Reproduce every entry in the listing without alteration.

* Start *

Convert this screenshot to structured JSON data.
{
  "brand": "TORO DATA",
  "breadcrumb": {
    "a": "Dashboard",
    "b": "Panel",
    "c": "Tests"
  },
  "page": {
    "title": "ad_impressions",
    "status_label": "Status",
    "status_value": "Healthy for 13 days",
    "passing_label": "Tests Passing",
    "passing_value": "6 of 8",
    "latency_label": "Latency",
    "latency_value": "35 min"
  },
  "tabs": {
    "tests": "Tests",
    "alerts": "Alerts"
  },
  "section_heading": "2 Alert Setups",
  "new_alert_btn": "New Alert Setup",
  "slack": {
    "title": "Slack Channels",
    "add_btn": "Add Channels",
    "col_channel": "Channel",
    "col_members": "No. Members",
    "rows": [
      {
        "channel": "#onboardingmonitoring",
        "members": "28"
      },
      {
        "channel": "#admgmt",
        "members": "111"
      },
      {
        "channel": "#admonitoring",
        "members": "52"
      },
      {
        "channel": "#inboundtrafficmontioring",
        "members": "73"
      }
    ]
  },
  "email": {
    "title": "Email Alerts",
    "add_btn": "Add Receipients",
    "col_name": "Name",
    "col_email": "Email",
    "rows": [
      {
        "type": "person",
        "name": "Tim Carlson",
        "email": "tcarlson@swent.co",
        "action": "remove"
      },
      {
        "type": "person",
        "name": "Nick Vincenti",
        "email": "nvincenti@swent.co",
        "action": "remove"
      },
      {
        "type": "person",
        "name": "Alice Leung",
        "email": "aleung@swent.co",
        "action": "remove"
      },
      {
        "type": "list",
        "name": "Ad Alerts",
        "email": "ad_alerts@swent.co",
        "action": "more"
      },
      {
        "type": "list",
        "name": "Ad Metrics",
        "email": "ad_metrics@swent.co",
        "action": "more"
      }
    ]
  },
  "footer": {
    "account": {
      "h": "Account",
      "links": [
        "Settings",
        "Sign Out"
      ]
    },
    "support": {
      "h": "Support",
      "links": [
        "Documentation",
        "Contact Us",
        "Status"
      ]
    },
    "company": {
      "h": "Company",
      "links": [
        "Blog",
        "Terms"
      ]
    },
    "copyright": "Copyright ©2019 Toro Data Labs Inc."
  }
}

* End *

* Solution *
Convert this screenshot to structured JSON data.
{
  "brand": "TORO DATA",
  "breadcrumb": {
    "a": "Dashboard",
    "b": "Panel",
    "c": "Tests"
  },
  "page": {
    "title": "ad_impressions",
    "status_label": "Status",
    "status_value": "Healthy for 13 days",
    "passing_label": "Tests Passing",
    "passing_value": "6 of 8",
    "latency_label": "Latency",
    "latency_value": "35 min"
  },
  "tabs": {
    "tests": "Tests",
    "alerts": "Alerts"
  },
  "section_heading": "2 Alert Setups",
  "new_alert_btn": "New Alert Setup",
  "slack": {
    "title": "Slack Channels",
    "add_btn": "Add Channels",
    "col_channel": "Channel",
    "col_members": "No. Members",
    "rows": [
      {
        "channel": "#onboardingmonitoring",
        "members": "28"
      },
      {
        "channel": "#admgmt",
        "members": "111"
      },
      {
        "channel": "#admonitoring",
        "members": "52"
      },
      {
        "channel": "#inboundtrafficmontioring",
        "members": "73"
      }
    ]
  },
  "email": {
    "title": "Email Alerts",
    "add_btn": "Add Receipients",
    "col_name": "Name",
    "col_email": "Email",
    "rows": [
      {
        "type": "person",
        "name": "Tim Carlson",
        "email": "tcarlson@swent.co",
        "action": "remove"
      },
      {
        "type": "person",
        "name": "Nick Vincenti",
        "email": "nvincenti@swent.co",
        "action": "remove"
      },
      {
        "type": "person",
        "name": "Alice Leung",
        "email": "aleung@swent.co",
        "action": "remove"
      },
      {
        "type": "list",
        "name": "Ad Alerts",
        "email": "ad_alerts@swent.co",
        "action": "more"
      },
      {
        "type": "list",
        "name": "Ad Metrics",
        "email": "ad_metrics@swent.co",
        "action": "more"
      }
    ]
  },
  "footer": {
    "account": {
      "h": "Account",
      "links": [
        "Settings",
        "Sign Out"
      ]
    },
    "support": {
      "h": "Support",
      "links": [
        "Documentation",
        "Contact Us",
        "Status"
      ]
    },
    "company": {
      "h": "Company",
      "links": [
        "Blog",
        "Terms"
      ]
    },
    "copyright": "Copyright ©2019 Toro Data Labs Inc."
  }
}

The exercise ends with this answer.